The listing below must be repeated word for word, with its images excluded.

--- BEGIN ---

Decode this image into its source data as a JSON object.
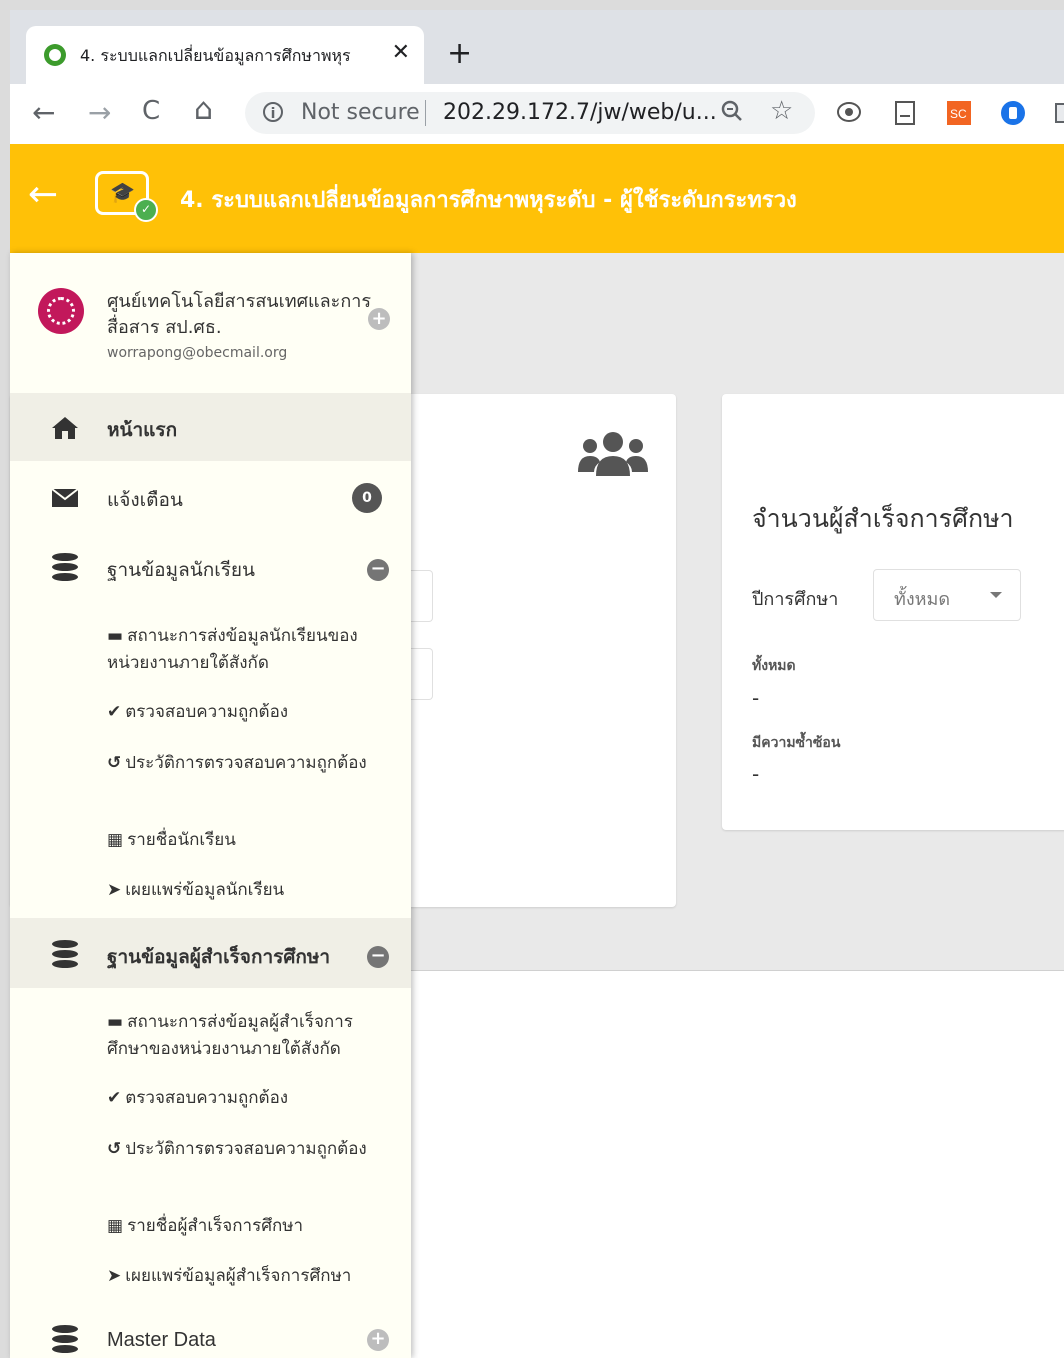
{
  "browser": {
    "tab_title": "4. ระบบแลกเปลี่ยนข้อมูลการศึกษาพหุร",
    "tab_close": "✕",
    "new_tab": "+",
    "back": "←",
    "forward": "→",
    "reload": "C",
    "home": "⌂",
    "security": "Not secure",
    "url": "202.29.172.7/jw/web/u..."
  },
  "app_header": {
    "title": "4. ระบบแลกเปลี่ยนข้อมูลการศึกษาพหุระดับ - ผู้ใช้ระดับกระทรวง",
    "color": "#ffc107"
  },
  "profile": {
    "name": "ศูนย์เทคโนโลยีสารสนเทศและการสื่อสาร สป.ศธ.",
    "email": "worrapong@obecmail.org"
  },
  "nav": {
    "home": "หน้าแรก",
    "notifications": "แจ้งเตือน",
    "notifications_count": "0",
    "student_db": "ฐานข้อมูลนักเรียน",
    "student_items": [
      {
        "glyph": "▬",
        "label": "สถานะการส่งข้อมูลนักเรียนของหน่วยงานภายใต้สังกัด"
      },
      {
        "glyph": "✔",
        "label": "ตรวจสอบความถูกต้อง"
      },
      {
        "glyph": "↺",
        "label": "ประวัติการตรวจสอบความถูกต้อง"
      },
      {
        "glyph": "▦",
        "label": "รายชื่อนักเรียน"
      },
      {
        "glyph": "➤",
        "label": "เผยแพร่ข้อมูลนักเรียน"
      }
    ],
    "graduate_db": "ฐานข้อมูลผู้สำเร็จการศึกษา",
    "graduate_items": [
      {
        "glyph": "▬",
        "label": "สถานะการส่งข้อมูลผู้สำเร็จการศึกษาของหน่วยงานภายใต้สังกัด"
      },
      {
        "glyph": "✔",
        "label": "ตรวจสอบความถูกต้อง"
      },
      {
        "glyph": "↺",
        "label": "ประวัติการตรวจสอบความถูกต้อง"
      },
      {
        "glyph": "▦",
        "label": "รายชื่อผู้สำเร็จการศึกษา"
      },
      {
        "glyph": "➤",
        "label": "เผยแพร่ข้อมูลผู้สำเร็จการศึกษา"
      }
    ],
    "master_data": "Master Data"
  },
  "graduate_card": {
    "title": "จำนวนผู้สำเร็จการศึกษา",
    "year_label": "ปีการศึกษา",
    "year_value": "ทั้งหมด",
    "total_label": "ทั้งหมด",
    "total_value": "-",
    "duplicate_label": "มีความซ้ำซ้อน",
    "duplicate_value": "-"
  }
}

--- END ---

WRITTEN ANSWER:
Decode this image into its source data as a JSON object.
{
  "browser": {
    "tab_title": "4. ระบบแลกเปลี่ยนข้อมูลการศึกษาพหุร",
    "tab_close": "✕",
    "new_tab": "+",
    "back": "←",
    "forward": "→",
    "reload": "C",
    "home": "⌂",
    "security": "Not secure",
    "url": "202.29.172.7/jw/web/u..."
  },
  "app_header": {
    "title": "4. ระบบแลกเปลี่ยนข้อมูลการศึกษาพหุระดับ - ผู้ใช้ระดับกระทรวง",
    "color": "#ffc107"
  },
  "profile": {
    "name": "ศูนย์เทคโนโลยีสารสนเทศและการสื่อสาร สป.ศธ.",
    "email": "worrapong@obecmail.org"
  },
  "nav": {
    "home": "หน้าแรก",
    "notifications": "แจ้งเตือน",
    "notifications_count": "0",
    "student_db": "ฐานข้อมูลนักเรียน",
    "student_items": [
      {
        "glyph": "▬",
        "label": "สถานะการส่งข้อมูลนักเรียนของหน่วยงานภายใต้สังกัด"
      },
      {
        "glyph": "✔",
        "label": "ตรวจสอบความถูกต้อง"
      },
      {
        "glyph": "↺",
        "label": "ประวัติการตรวจสอบความถูกต้อง"
      },
      {
        "glyph": "▦",
        "label": "รายชื่อนักเรียน"
      },
      {
        "glyph": "➤",
        "label": "เผยแพร่ข้อมูลนักเรียน"
      }
    ],
    "graduate_db": "ฐานข้อมูลผู้สำเร็จการศึกษา",
    "graduate_items": [
      {
        "glyph": "▬",
        "label": "สถานะการส่งข้อมูลผู้สำเร็จการศึกษาของหน่วยงานภายใต้สังกัด"
      },
      {
        "glyph": "✔",
        "label": "ตรวจสอบความถูกต้อง"
      },
      {
        "glyph": "↺",
        "label": "ประวัติการตรวจสอบความถูกต้อง"
      },
      {
        "glyph": "▦",
        "label": "รายชื่อผู้สำเร็จการศึกษา"
      },
      {
        "glyph": "➤",
        "label": "เผยแพร่ข้อมูลผู้สำเร็จการศึกษา"
      }
    ],
    "master_data": "Master Data"
  },
  "graduate_card": {
    "title": "จำนวนผู้สำเร็จการศึกษา",
    "year_label": "ปีการศึกษา",
    "year_value": "ทั้งหมด",
    "total_label": "ทั้งหมด",
    "total_value": "-",
    "duplicate_label": "มีความซ้ำซ้อน",
    "duplicate_value": "-"
  }
}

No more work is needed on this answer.